--- TASK GOAL ---
Filter these entries so that only lines with the word "Output" remain.
::::
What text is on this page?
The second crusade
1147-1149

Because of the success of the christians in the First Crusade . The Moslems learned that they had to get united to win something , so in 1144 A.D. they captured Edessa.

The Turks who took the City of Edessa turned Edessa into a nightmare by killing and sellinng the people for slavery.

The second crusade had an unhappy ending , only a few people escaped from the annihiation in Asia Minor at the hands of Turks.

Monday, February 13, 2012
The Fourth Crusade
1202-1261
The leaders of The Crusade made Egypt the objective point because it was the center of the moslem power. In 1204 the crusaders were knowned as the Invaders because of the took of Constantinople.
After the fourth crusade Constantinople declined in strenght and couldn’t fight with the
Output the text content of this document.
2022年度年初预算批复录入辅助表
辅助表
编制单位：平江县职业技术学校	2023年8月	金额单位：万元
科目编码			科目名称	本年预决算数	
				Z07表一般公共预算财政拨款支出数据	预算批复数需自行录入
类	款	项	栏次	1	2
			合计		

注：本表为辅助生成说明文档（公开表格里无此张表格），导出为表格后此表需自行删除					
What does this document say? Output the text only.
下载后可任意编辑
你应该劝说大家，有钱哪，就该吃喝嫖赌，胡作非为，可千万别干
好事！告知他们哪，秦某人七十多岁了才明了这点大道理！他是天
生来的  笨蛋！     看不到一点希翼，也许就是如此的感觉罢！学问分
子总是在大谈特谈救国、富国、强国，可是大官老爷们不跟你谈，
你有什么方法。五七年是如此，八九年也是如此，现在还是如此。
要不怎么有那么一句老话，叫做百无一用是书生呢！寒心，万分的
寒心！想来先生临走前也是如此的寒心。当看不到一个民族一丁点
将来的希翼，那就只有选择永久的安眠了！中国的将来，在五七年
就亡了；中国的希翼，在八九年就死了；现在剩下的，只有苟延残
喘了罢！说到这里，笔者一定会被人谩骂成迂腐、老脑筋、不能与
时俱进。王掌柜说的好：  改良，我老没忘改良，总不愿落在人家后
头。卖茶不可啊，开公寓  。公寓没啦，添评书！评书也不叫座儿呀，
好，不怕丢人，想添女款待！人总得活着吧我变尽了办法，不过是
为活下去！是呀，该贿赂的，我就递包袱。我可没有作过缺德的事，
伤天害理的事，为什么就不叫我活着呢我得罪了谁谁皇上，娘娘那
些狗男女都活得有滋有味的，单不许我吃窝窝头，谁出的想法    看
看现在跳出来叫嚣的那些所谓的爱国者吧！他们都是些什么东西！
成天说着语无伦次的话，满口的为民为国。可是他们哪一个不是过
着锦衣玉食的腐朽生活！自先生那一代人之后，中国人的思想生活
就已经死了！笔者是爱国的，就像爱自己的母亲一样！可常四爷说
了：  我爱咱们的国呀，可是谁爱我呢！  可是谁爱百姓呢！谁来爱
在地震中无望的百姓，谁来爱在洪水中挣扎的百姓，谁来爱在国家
::::
--- EXERCISE ANSWER ---
Output the text content of this document.
What does this document say? Output the text only.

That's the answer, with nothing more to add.